Every line of the records below that has the word "Republic" should be copied.

Data for this exercise below:

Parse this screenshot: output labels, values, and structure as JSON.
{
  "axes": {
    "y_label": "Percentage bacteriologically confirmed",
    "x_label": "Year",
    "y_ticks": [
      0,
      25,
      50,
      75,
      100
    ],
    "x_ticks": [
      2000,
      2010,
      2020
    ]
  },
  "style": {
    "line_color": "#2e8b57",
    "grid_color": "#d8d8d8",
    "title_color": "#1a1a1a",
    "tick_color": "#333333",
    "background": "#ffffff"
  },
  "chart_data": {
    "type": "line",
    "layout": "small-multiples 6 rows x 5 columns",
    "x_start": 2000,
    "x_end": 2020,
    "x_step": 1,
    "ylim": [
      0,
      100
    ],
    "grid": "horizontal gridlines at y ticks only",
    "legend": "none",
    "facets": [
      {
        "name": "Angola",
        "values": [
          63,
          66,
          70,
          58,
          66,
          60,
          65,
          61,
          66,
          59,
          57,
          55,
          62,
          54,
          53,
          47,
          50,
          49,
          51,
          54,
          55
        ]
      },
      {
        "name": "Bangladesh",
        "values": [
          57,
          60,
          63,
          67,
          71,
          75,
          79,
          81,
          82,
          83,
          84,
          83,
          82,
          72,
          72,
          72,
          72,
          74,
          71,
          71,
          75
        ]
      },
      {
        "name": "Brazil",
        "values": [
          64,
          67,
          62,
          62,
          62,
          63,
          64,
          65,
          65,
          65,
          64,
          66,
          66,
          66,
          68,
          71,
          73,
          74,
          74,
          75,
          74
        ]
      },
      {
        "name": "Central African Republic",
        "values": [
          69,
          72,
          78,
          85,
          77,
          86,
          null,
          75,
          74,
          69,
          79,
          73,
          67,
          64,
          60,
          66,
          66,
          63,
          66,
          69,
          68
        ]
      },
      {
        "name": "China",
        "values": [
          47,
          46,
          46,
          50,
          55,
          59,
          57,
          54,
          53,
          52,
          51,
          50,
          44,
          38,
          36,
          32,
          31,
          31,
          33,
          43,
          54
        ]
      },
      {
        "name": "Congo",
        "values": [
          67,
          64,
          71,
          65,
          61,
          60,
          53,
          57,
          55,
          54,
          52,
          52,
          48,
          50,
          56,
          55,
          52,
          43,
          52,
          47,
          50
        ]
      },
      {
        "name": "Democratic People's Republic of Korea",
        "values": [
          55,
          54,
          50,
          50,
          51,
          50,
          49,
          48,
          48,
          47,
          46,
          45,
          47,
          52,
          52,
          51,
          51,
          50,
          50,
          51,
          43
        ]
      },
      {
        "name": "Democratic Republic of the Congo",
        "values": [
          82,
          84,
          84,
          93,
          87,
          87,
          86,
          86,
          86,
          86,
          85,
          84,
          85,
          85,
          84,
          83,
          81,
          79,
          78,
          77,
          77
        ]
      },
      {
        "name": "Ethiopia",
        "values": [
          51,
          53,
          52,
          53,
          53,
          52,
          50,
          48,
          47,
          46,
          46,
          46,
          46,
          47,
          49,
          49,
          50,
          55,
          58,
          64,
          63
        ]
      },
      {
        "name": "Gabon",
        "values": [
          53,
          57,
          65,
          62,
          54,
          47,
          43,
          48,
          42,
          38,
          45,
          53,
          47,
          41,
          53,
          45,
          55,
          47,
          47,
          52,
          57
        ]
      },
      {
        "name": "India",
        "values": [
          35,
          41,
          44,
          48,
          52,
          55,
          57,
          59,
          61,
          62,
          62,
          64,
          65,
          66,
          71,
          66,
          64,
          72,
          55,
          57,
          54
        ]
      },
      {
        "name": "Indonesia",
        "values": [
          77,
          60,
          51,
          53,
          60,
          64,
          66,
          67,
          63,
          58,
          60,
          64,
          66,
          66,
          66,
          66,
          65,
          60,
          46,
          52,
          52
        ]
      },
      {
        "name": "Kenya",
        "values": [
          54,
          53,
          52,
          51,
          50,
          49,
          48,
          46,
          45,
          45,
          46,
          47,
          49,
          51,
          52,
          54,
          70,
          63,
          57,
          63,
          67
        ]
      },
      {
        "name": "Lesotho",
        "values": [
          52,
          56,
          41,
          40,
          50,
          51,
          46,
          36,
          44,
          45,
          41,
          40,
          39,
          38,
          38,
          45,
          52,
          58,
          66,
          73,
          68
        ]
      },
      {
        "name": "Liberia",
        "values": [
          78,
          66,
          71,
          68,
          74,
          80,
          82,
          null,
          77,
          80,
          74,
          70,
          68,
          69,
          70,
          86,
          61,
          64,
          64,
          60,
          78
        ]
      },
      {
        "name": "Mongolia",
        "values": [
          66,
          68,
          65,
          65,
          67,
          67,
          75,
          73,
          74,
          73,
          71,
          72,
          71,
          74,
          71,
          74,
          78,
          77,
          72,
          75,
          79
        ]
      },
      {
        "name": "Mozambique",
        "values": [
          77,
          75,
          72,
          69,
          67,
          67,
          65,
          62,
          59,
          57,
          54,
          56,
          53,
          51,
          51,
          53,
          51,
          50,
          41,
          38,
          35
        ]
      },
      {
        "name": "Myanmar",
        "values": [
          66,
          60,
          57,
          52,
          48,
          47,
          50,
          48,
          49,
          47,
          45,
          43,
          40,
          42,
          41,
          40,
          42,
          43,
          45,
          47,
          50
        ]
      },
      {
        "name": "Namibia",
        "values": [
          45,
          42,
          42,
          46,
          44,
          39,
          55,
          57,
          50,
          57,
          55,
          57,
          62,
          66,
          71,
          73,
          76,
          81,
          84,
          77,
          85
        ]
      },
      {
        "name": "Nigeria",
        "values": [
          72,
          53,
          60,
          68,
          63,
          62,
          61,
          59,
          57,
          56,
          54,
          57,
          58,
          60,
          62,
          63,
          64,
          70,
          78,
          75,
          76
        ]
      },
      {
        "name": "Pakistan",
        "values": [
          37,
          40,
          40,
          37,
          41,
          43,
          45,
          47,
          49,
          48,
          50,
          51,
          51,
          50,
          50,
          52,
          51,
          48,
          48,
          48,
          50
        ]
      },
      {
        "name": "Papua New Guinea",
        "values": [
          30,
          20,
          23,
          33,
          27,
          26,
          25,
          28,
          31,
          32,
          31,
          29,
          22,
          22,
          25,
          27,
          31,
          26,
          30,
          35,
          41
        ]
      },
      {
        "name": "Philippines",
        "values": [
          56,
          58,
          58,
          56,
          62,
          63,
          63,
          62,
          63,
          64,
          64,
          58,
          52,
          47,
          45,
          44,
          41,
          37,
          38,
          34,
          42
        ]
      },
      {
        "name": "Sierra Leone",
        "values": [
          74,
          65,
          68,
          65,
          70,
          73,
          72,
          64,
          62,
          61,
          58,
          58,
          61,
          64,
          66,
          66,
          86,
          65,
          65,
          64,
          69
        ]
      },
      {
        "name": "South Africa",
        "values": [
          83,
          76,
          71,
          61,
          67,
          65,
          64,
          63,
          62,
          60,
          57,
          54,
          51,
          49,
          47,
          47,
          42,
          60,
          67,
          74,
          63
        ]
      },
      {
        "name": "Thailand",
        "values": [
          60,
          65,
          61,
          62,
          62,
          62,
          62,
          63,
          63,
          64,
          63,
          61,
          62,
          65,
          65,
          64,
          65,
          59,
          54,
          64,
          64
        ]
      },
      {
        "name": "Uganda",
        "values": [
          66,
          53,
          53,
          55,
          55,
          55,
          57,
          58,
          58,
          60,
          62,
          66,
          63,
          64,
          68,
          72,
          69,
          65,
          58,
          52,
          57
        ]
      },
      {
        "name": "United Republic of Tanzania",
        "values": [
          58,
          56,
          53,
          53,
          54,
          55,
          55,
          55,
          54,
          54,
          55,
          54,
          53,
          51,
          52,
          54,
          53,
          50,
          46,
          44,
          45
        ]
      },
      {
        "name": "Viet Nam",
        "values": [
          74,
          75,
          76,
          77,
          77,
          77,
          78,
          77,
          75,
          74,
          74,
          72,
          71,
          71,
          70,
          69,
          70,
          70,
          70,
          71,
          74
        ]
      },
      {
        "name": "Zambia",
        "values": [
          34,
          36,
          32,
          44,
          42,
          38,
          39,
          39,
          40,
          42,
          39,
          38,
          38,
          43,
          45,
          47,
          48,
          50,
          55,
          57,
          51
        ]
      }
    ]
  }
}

End of Data for this exercise.

- **Your solution**
        "name": "Central African Republic",
        "name": "Democratic People's Republic of Korea",
        "name": "Democratic Republic of the Congo",
        "name": "United Republic of Tanzania",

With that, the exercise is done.